* START Records to process *

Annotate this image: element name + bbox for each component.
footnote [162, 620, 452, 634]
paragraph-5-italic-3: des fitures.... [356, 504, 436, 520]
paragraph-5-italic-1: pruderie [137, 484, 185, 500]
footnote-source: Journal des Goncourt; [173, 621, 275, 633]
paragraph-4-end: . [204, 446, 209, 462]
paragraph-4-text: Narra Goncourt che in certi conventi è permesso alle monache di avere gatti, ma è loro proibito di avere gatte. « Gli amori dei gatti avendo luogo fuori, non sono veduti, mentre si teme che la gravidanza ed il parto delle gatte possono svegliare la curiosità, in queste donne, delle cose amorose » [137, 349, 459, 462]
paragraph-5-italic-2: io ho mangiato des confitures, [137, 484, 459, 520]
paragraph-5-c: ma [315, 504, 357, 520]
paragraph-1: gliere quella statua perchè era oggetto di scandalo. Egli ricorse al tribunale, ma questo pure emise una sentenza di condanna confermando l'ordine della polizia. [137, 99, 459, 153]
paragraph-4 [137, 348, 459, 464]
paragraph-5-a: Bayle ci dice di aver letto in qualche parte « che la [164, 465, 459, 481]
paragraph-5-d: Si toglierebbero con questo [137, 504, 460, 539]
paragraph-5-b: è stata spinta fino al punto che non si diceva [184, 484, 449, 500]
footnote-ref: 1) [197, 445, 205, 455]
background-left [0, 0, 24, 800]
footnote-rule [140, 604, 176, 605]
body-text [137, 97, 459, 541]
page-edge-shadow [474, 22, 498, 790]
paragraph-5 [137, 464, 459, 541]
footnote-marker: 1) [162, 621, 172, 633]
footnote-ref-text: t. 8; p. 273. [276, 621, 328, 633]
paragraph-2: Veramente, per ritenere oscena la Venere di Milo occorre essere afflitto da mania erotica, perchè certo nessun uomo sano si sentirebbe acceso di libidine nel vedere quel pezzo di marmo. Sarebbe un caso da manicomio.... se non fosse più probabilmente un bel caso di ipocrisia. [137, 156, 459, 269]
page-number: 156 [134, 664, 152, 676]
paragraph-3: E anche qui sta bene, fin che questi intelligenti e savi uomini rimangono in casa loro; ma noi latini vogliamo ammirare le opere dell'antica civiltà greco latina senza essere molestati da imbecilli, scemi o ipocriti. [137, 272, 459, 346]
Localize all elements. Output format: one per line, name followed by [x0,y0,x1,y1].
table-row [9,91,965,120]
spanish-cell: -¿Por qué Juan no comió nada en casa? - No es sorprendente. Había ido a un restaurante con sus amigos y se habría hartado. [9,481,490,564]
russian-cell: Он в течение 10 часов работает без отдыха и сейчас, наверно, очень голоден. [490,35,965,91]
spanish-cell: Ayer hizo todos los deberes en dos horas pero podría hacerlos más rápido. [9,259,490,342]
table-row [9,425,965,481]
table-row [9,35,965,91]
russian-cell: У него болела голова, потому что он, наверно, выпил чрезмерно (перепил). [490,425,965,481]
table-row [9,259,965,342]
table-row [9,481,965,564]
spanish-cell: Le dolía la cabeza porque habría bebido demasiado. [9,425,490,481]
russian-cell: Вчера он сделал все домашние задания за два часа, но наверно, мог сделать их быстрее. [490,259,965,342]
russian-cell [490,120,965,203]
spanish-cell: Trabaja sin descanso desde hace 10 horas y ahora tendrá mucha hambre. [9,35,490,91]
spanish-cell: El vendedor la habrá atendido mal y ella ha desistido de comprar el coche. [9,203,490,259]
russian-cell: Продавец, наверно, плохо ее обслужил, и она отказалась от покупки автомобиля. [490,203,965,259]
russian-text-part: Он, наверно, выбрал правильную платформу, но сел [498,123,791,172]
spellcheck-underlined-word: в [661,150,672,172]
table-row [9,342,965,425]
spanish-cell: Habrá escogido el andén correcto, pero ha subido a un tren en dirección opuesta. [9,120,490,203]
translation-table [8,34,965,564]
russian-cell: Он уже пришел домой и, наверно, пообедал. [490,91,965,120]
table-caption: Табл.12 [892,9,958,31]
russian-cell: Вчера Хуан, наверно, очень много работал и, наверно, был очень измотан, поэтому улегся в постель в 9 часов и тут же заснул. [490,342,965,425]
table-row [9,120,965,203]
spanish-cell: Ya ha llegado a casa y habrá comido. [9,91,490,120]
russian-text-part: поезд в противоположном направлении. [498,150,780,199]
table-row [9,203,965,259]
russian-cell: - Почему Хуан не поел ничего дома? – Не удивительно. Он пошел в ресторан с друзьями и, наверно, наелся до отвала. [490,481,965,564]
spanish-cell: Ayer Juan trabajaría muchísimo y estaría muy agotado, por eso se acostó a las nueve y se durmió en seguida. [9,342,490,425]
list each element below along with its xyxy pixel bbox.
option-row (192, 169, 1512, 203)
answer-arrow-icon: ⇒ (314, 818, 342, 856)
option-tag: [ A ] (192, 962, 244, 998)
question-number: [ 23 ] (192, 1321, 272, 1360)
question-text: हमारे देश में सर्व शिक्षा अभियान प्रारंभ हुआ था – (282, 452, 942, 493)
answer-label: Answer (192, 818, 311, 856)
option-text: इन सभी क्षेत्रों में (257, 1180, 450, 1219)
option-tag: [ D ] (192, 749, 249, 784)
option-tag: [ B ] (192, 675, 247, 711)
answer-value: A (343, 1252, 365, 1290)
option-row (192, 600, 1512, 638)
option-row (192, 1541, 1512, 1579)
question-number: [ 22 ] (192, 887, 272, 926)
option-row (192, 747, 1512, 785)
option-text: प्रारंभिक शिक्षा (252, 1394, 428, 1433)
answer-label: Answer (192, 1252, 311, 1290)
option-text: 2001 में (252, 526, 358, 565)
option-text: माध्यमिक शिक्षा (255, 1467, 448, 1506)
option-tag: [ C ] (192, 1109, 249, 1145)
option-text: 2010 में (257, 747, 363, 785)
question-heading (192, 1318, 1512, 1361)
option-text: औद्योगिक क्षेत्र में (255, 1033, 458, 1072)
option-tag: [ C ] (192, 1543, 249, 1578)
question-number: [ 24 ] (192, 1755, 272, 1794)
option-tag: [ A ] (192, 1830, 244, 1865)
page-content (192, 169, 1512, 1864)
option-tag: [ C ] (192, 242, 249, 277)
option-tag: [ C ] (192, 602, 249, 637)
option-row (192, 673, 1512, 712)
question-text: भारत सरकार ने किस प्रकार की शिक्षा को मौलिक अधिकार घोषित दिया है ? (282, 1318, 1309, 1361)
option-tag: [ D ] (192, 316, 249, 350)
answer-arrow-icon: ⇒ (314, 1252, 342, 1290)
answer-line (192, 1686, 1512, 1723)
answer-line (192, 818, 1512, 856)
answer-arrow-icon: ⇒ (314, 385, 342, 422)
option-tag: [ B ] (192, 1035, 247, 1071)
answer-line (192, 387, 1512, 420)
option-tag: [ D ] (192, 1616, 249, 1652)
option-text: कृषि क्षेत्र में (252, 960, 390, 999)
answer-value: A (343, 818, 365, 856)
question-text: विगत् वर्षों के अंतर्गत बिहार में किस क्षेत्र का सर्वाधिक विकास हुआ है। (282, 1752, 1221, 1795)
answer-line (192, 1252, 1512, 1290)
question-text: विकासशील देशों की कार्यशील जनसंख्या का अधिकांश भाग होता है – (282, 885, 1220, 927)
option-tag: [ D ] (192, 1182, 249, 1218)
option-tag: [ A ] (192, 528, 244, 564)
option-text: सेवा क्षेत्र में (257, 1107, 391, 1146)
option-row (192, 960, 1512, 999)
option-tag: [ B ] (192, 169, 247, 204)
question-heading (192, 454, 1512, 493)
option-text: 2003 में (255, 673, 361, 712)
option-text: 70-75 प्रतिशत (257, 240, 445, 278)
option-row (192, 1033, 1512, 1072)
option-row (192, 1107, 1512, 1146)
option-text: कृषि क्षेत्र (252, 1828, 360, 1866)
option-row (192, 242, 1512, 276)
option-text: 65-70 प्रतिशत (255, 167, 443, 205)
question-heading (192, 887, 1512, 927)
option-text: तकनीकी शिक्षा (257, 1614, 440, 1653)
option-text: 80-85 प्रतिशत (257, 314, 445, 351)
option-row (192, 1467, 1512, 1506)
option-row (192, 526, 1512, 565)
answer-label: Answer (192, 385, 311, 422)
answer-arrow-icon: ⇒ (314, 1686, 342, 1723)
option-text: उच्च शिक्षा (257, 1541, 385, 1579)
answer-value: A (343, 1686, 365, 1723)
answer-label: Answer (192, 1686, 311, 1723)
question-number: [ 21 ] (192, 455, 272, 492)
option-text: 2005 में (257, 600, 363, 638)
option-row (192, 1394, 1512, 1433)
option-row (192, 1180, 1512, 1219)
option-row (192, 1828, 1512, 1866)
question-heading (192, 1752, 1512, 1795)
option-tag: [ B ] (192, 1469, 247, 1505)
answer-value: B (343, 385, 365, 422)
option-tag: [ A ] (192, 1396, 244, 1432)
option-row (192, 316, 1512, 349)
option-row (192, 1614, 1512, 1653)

* END Records to process *

_Instruction_
Please rewrite the rows from the start through the line containing "paragraph-5-a: Bayle ci", replacing "bbox" with "bounding box" and leaving everything else unchanged.

_Result_
Annotate this image: element name + bounding box for each component.
footnote [162, 620, 452, 634]
paragraph-5-italic-3: des fitures.... [356, 504, 436, 520]
paragraph-5-italic-1: pruderie [137, 484, 185, 500]
footnote-source: Journal des Goncourt; [173, 621, 275, 633]
paragraph-4-end: . [204, 446, 209, 462]
paragraph-4-text: Narra Goncourt che in certi conventi è permesso alle monache di avere gatti, ma è loro proibito di avere gatte. « Gli amori dei gatti avendo luogo fuori, non sono veduti, mentre si teme che la gravidanza ed il parto delle gatte possono svegliare la curiosità, in queste donne, delle cose amorose » [137, 349, 459, 462]
paragraph-5-italic-2: io ho mangiato des confitures, [137, 484, 459, 520]
paragraph-5-c: ma [315, 504, 357, 520]
paragraph-1: gliere quella statua perchè era oggetto di scandalo. Egli ricorse al tribunale, ma questo pure emise una sentenza di condanna confermando l'ordine della polizia. [137, 99, 459, 153]
paragraph-4 [137, 348, 459, 464]
paragraph-5-a: Bayle ci dice di aver letto in qualche parte « che la [164, 465, 459, 481]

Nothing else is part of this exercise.